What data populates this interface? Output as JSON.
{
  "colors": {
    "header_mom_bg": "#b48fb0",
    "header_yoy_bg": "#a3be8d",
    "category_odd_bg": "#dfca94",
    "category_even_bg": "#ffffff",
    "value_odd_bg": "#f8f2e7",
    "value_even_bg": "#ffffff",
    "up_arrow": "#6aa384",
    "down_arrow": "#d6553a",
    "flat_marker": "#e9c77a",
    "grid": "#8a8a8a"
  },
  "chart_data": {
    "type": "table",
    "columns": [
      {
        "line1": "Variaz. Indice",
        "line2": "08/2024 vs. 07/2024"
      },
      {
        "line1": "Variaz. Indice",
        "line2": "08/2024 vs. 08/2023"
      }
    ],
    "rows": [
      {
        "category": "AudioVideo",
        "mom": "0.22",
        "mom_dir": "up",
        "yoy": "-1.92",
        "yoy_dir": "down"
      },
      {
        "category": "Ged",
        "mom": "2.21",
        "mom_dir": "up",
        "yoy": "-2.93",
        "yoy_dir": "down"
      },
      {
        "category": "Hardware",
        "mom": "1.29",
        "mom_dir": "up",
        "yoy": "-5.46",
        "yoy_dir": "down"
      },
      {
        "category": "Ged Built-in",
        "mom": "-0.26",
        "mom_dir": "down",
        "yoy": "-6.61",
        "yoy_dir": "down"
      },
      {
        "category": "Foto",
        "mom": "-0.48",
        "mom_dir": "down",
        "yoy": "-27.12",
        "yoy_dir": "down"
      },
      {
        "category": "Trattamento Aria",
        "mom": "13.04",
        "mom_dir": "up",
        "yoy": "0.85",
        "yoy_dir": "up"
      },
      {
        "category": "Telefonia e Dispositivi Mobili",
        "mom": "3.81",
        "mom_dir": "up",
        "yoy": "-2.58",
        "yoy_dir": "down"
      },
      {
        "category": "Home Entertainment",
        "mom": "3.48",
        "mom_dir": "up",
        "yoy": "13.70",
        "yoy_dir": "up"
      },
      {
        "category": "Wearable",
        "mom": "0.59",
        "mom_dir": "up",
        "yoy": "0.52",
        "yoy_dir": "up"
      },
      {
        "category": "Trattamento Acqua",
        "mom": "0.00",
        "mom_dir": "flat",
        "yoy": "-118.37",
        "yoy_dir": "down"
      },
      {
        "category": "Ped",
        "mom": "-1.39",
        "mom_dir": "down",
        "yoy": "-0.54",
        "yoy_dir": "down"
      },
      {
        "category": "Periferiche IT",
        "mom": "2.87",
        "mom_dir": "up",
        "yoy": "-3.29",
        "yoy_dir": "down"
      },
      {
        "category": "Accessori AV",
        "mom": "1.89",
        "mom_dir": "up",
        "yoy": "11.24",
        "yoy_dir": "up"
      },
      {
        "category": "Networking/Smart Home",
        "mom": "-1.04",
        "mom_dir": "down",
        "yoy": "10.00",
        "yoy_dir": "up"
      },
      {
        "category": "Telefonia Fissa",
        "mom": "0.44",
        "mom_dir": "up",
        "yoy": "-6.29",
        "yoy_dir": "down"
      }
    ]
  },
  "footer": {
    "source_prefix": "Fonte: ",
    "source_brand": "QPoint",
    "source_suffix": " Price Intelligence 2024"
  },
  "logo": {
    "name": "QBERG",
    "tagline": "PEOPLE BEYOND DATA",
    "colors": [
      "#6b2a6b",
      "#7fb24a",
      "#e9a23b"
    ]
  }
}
────────────────
### Stated goal
The records above need to be transcribed in full. Keep every character unchanged.

### Written response
What data populates this interface? Output as JSON.
{
  "colors": {
    "header_mom_bg": "#b48fb0",
    "header_yoy_bg": "#a3be8d",
    "category_odd_bg": "#dfca94",
    "category_even_bg": "#ffffff",
    "value_odd_bg": "#f8f2e7",
    "value_even_bg": "#ffffff",
    "up_arrow": "#6aa384",
    "down_arrow": "#d6553a",
    "flat_marker": "#e9c77a",
    "grid": "#8a8a8a"
  },
  "chart_data": {
    "type": "table",
    "columns": [
      {
        "line1": "Variaz. Indice",
        "line2": "08/2024 vs. 07/2024"
      },
      {
        "line1": "Variaz. Indice",
        "line2": "08/2024 vs. 08/2023"
      }
    ],
    "rows": [
      {
        "category": "AudioVideo",
        "mom": "0.22",
        "mom_dir": "up",
        "yoy": "-1.92",
        "yoy_dir": "down"
      },
      {
        "category": "Ged",
        "mom": "2.21",
        "mom_dir": "up",
        "yoy": "-2.93",
        "yoy_dir": "down"
      },
      {
        "category": "Hardware",
        "mom": "1.29",
        "mom_dir": "up",
        "yoy": "-5.46",
        "yoy_dir": "down"
      },
      {
        "category": "Ged Built-in",
        "mom": "-0.26",
        "mom_dir": "down",
        "yoy": "-6.61",
        "yoy_dir": "down"
      },
      {
        "category": "Foto",
        "mom": "-0.48",
        "mom_dir": "down",
        "yoy": "-27.12",
        "yoy_dir": "down"
      },
      {
        "category": "Trattamento Aria",
        "mom": "13.04",
        "mom_dir": "up",
        "yoy": "0.85",
        "yoy_dir": "up"
      },
      {
        "category": "Telefonia e Dispositivi Mobili",
        "mom": "3.81",
        "mom_dir": "up",
        "yoy": "-2.58",
        "yoy_dir": "down"
      },
      {
        "category": "Home Entertainment",
        "mom": "3.48",
        "mom_dir": "up",
        "yoy": "13.70",
        "yoy_dir": "up"
      },
      {
        "category": "Wearable",
        "mom": "0.59",
        "mom_dir": "up",
        "yoy": "0.52",
        "yoy_dir": "up"
      },
      {
        "category": "Trattamento Acqua",
        "mom": "0.00",
        "mom_dir": "flat",
        "yoy": "-118.37",
        "yoy_dir": "down"
      },
      {
        "category": "Ped",
        "mom": "-1.39",
        "mom_dir": "down",
        "yoy": "-0.54",
        "yoy_dir": "down"
      },
      {
        "category": "Periferiche IT",
        "mom": "2.87",
        "mom_dir": "up",
        "yoy": "-3.29",
        "yoy_dir": "down"
      },
      {
        "category": "Accessori AV",
        "mom": "1.89",
        "mom_dir": "up",
        "yoy": "11.24",
        "yoy_dir": "up"
      },
      {
        "category": "Networking/Smart Home",
        "mom": "-1.04",
        "mom_dir": "down",
        "yoy": "10.00",
        "yoy_dir": "up"
      },
      {
        "category": "Telefonia Fissa",
        "mom": "0.44",
        "mom_dir": "up",
        "yoy": "-6.29",
        "yoy_dir": "down"
      }
    ]
  },
  "footer": {
    "source_prefix": "Fonte: ",
    "source_brand": "QPoint",
    "source_suffix": " Price Intelligence 2024"
  },
  "logo": {
    "name": "QBERG",
    "tagline": "PEOPLE BEYOND DATA",
    "colors": [
      "#6b2a6b",
      "#7fb24a",
      "#e9a23b"
    ]
  }
}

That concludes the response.